■ Texto para revisar:
========================================================================

Siguiendo con el mismo eje ideológico izquierda-derecha, estos dos partidos no se diferencian en nada a la extrema derecha en Europa en cuanto a sus propuestas en materia de inmigración. Si bien para el FNC Cataluña ha de ser “un polo de atracción de inversión extranjera”, la inmigración no “arraigada” afecta al mercado laboral (el viejo mito de “los negros nos quitan el trabajo”) y debilita la lengua y los sentimientos nacionales. Para Força Catalunya, aunque el inglés deba ser lengua extranjera obligatoria y que se pretende atraer estudiantes extranjeros para crear empresas en Cataluña, “la inmigración no puede sobrepasar la capacidad de integración” y, por tanto, el inmigrante debe integrarse en el “Estado catalán”. Y si no que se marche. En definitiva, fuerte contra los débiles y sirviente a los poderosos.

========================================================================

■ Tarea asignada 1:
Responde a estas preguntas según el texto sobre inmigración:
(a) ¿Qué ha de ser Cataluña para el FNC?
(b) ¿Qué idioma debe ser lengua extranjera obligatoria para Força Catalunya?
(c) Según Força Catalunya, ¿qué no puede sobrepasar la inmigración?
■ Tarea asignada 2: Reproduce del texto sobre inmigración todo lo que va desde "Siguiendo con el" hasta "a los poderosos.".
El material que viene a continuación no tiene relación con el texto.

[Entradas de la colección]

========================================================================

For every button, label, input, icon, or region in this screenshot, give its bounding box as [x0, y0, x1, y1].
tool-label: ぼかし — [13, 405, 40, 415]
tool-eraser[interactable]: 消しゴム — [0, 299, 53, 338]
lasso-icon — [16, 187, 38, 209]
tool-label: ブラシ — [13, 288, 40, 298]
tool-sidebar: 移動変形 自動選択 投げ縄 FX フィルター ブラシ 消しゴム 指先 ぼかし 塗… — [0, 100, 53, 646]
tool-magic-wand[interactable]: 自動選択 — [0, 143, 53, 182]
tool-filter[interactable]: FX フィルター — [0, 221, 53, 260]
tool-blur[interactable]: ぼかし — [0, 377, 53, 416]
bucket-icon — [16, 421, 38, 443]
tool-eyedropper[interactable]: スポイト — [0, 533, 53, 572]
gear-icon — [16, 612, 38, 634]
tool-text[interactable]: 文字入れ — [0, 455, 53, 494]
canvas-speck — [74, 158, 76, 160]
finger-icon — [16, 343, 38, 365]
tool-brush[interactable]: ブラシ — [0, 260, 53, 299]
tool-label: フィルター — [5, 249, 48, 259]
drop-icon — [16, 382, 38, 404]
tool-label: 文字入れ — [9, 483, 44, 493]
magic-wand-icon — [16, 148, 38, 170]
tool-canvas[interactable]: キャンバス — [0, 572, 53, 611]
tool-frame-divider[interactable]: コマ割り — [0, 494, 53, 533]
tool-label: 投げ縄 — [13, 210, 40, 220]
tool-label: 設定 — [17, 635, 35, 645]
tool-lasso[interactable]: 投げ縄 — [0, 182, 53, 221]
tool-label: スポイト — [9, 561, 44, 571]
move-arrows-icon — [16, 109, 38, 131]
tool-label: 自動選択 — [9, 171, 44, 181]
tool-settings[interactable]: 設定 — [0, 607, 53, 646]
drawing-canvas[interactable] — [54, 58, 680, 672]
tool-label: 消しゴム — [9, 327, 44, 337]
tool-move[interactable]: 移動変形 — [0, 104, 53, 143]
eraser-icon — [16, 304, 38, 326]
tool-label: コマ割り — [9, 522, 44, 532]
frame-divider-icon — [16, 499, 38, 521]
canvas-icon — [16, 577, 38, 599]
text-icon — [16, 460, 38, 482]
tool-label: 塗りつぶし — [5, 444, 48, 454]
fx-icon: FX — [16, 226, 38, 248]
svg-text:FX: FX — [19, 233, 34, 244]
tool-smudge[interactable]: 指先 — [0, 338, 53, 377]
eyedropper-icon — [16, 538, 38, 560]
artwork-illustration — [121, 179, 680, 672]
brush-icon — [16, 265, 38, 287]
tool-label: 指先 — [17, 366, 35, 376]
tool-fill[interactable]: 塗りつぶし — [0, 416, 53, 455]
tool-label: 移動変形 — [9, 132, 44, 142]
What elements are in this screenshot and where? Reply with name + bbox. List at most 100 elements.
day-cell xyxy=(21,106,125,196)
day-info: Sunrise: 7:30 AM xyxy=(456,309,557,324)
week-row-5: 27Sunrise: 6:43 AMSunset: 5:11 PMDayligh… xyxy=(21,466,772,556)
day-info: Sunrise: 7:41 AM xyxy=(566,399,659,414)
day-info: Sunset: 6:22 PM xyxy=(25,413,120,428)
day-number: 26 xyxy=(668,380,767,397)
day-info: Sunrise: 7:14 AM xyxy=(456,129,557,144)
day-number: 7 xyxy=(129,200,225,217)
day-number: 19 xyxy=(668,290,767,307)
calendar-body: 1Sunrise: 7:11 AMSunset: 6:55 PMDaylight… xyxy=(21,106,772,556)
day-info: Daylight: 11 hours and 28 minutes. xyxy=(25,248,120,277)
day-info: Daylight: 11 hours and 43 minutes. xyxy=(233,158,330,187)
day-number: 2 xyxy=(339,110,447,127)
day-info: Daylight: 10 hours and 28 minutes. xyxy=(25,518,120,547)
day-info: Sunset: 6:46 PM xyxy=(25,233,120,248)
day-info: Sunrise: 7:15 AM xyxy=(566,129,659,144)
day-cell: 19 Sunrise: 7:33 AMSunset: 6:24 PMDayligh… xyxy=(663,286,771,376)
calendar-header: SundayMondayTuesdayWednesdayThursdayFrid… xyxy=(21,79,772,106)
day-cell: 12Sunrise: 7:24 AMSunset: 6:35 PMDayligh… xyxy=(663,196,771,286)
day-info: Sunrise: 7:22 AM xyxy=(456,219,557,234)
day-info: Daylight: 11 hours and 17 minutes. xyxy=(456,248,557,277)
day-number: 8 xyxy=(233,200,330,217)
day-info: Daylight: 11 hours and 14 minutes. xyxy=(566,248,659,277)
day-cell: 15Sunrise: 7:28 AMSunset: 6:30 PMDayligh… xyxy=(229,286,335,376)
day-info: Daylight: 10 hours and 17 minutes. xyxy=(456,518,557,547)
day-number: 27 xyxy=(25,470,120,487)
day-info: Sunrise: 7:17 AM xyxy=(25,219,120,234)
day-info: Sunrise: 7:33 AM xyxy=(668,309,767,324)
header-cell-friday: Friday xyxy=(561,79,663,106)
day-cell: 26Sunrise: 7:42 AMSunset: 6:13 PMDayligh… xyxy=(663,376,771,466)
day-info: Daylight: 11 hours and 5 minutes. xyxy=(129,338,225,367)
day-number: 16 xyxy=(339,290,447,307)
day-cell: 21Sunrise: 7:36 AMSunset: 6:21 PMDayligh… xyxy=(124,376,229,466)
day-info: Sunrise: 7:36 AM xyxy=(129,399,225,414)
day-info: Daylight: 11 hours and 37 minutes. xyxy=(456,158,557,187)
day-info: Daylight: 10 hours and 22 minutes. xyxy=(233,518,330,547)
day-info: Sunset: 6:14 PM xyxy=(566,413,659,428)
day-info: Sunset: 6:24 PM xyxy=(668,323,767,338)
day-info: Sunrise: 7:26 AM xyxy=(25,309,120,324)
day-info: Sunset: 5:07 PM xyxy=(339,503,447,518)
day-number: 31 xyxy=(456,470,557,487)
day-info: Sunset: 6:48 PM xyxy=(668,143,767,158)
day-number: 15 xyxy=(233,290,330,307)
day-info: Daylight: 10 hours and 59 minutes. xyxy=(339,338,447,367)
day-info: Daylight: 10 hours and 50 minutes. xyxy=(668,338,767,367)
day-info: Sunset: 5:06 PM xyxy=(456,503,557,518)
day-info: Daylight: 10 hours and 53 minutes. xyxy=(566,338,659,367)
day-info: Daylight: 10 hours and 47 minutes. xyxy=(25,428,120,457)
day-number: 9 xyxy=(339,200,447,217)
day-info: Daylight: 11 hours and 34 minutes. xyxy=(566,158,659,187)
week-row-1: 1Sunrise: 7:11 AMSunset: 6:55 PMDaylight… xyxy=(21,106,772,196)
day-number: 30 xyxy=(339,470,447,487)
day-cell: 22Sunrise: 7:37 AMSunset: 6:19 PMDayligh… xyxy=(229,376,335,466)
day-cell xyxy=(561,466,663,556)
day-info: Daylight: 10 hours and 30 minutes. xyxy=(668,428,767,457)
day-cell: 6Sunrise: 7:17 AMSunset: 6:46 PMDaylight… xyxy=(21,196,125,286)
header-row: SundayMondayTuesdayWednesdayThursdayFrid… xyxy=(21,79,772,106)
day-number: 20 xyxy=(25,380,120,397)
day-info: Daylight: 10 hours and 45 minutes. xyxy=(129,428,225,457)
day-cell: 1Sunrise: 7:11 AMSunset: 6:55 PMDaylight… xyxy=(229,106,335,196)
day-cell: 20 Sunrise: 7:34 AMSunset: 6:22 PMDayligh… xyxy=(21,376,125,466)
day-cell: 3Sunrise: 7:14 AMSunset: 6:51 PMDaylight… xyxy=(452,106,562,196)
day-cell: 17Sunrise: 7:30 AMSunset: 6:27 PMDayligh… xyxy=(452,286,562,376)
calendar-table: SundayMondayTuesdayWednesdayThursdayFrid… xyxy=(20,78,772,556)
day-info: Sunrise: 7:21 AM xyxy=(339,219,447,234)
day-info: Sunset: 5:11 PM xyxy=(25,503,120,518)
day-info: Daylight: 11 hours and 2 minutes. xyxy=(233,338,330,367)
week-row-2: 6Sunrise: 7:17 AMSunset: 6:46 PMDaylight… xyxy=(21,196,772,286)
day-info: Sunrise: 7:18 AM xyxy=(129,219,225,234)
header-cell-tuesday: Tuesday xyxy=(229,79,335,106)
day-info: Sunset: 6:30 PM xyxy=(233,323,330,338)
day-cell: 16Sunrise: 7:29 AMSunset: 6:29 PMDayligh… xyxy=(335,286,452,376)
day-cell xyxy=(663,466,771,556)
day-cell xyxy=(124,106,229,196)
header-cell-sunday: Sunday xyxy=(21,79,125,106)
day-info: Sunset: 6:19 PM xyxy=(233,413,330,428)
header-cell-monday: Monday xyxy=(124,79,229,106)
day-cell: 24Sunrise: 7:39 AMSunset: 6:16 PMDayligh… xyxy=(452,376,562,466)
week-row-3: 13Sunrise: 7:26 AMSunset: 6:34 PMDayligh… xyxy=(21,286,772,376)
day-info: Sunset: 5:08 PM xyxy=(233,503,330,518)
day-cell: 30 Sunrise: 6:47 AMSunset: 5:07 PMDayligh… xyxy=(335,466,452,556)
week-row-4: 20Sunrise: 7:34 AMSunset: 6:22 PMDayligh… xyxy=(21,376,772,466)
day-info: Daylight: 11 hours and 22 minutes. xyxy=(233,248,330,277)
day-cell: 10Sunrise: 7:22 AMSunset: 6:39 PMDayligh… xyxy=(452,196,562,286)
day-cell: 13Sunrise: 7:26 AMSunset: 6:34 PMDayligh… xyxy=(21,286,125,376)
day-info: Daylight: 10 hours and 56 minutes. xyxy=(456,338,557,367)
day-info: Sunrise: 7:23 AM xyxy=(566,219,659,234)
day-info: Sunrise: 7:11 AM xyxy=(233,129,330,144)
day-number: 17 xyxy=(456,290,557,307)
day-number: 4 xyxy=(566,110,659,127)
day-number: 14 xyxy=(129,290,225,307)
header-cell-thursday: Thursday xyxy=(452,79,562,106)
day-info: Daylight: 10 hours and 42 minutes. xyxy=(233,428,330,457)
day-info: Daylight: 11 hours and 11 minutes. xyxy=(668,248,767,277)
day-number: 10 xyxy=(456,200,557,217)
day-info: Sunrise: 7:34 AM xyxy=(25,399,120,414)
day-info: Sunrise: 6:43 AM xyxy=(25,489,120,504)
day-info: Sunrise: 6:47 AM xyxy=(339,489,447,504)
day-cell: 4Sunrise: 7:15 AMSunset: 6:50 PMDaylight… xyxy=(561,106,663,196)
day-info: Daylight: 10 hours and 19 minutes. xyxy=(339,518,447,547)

========================================================================

■ Tu respuesta 1:
(a) Un polo de atracción de inversión extranjera.
(b) El inglés.
(c) La capacidad de integración.

■ Tu respuesta 2:
Siguiendo con el mismo eje ideológico izquierda-derecha, estos dos partidos no se diferencian en nada a la extrema derecha en Europa en cuanto a sus propuestas en materia de inmigración. Si bien para el FNC Cataluña ha de ser “un polo de atracción de inversión extranjera”, la inmigración no “arraigada” afecta al mercado laboral (el viejo mito de “los negros nos quitan el trabajo”) y debilita la lengua y los sentimientos nacionales. Para Força Catalunya, aunque el inglés deba ser lengua extranjera obligatoria y que se pretende atraer estudiantes extranjeros para crear empresas en Cataluña, “la inmigración no puede sobrepasar la capacidad de integración” y, por tanto, el inmigrante debe integrarse en el “Estado catalán”. Y si no que se marche. En definitiva, fuerte contra los débiles y sirviente a los poderosos.